[Objective] Without altering anything, output the material below.

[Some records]
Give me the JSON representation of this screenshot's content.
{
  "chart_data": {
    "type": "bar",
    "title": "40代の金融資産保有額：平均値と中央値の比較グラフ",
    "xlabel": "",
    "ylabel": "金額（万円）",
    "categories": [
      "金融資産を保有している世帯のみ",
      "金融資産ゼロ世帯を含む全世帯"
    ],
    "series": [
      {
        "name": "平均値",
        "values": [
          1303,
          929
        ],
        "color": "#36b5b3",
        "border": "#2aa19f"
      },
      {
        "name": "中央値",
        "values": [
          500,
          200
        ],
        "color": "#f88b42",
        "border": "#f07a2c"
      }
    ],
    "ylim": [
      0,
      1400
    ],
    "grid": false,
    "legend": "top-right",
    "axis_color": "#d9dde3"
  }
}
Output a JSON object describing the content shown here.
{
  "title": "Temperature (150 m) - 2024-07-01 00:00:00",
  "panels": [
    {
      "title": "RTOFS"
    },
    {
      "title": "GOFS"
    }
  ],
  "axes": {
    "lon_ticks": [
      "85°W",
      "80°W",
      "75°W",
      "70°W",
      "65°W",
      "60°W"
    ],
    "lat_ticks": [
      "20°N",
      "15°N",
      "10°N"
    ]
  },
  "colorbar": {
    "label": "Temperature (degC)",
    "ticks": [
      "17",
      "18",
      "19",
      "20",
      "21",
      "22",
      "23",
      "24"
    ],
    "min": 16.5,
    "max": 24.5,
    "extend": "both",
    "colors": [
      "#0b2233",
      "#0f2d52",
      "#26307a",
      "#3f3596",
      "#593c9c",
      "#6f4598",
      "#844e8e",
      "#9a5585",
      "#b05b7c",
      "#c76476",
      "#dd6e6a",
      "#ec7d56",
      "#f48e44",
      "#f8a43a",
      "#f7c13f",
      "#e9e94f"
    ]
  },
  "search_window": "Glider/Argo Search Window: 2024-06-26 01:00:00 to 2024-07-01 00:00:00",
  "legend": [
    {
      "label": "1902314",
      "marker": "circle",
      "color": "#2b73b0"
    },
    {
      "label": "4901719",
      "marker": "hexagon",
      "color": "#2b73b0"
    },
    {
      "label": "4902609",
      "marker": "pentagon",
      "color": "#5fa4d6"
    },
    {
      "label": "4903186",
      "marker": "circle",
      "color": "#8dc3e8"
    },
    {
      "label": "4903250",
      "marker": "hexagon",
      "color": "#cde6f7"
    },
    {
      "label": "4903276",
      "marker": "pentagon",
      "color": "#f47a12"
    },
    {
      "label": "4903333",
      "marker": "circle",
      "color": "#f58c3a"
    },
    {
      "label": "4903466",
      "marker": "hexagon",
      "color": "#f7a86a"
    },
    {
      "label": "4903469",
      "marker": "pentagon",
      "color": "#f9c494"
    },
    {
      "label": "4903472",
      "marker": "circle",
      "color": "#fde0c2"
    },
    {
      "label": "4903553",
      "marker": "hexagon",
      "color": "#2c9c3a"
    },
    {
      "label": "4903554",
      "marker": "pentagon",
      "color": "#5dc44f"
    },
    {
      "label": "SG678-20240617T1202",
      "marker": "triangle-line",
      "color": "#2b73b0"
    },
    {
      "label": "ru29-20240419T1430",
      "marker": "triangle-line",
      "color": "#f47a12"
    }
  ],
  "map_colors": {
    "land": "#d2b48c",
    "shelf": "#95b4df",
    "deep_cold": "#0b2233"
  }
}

[Full solution]
Give me the JSON representation of this screenshot's content.
{
  "chart_data": {
    "type": "bar",
    "title": "40代の金融資産保有額：平均値と中央値の比較グラフ",
    "xlabel": "",
    "ylabel": "金額（万円）",
    "categories": [
      "金融資産を保有している世帯のみ",
      "金融資産ゼロ世帯を含む全世帯"
    ],
    "series": [
      {
        "name": "平均値",
        "values": [
          1303,
          929
        ],
        "color": "#36b5b3",
        "border": "#2aa19f"
      },
      {
        "name": "中央値",
        "values": [
          500,
          200
        ],
        "color": "#f88b42",
        "border": "#f07a2c"
      }
    ],
    "ylim": [
      0,
      1400
    ],
    "grid": false,
    "legend": "top-right",
    "axis_color": "#d9dde3"
  }
}
Output a JSON object describing the content shown here.
{
  "title": "Temperature (150 m) - 2024-07-01 00:00:00",
  "panels": [
    {
      "title": "RTOFS"
    },
    {
      "title": "GOFS"
    }
  ],
  "axes": {
    "lon_ticks": [
      "85°W",
      "80°W",
      "75°W",
      "70°W",
      "65°W",
      "60°W"
    ],
    "lat_ticks": [
      "20°N",
      "15°N",
      "10°N"
    ]
  },
  "colorbar": {
    "label": "Temperature (degC)",
    "ticks": [
      "17",
      "18",
      "19",
      "20",
      "21",
      "22",
      "23",
      "24"
    ],
    "min": 16.5,
    "max": 24.5,
    "extend": "both",
    "colors": [
      "#0b2233",
      "#0f2d52",
      "#26307a",
      "#3f3596",
      "#593c9c",
      "#6f4598",
      "#844e8e",
      "#9a5585",
      "#b05b7c",
      "#c76476",
      "#dd6e6a",
      "#ec7d56",
      "#f48e44",
      "#f8a43a",
      "#f7c13f",
      "#e9e94f"
    ]
  },
  "search_window": "Glider/Argo Search Window: 2024-06-26 01:00:00 to 2024-07-01 00:00:00",
  "legend": [
    {
      "label": "1902314",
      "marker": "circle",
      "color": "#2b73b0"
    },
    {
      "label": "4901719",
      "marker": "hexagon",
      "color": "#2b73b0"
    },
    {
      "label": "4902609",
      "marker": "pentagon",
      "color": "#5fa4d6"
    },
    {
      "label": "4903186",
      "marker": "circle",
      "color": "#8dc3e8"
    },
    {
      "label": "4903250",
      "marker": "hexagon",
      "color": "#cde6f7"
    },
    {
      "label": "4903276",
      "marker": "pentagon",
      "color": "#f47a12"
    },
    {
      "label": "4903333",
      "marker": "circle",
      "color": "#f58c3a"
    },
    {
      "label": "4903466",
      "marker": "hexagon",
      "color": "#f7a86a"
    },
    {
      "label": "4903469",
      "marker": "pentagon",
      "color": "#f9c494"
    },
    {
      "label": "4903472",
      "marker": "circle",
      "color": "#fde0c2"
    },
    {
      "label": "4903553",
      "marker": "hexagon",
      "color": "#2c9c3a"
    },
    {
      "label": "4903554",
      "marker": "pentagon",
      "color": "#5dc44f"
    },
    {
      "label": "SG678-20240617T1202",
      "marker": "triangle-line",
      "color": "#2b73b0"
    },
    {
      "label": "ru29-20240419T1430",
      "marker": "triangle-line",
      "color": "#f47a12"
    }
  ],
  "map_colors": {
    "land": "#d2b48c",
    "shelf": "#95b4df",
    "deep_cold": "#0b2233"
  }
}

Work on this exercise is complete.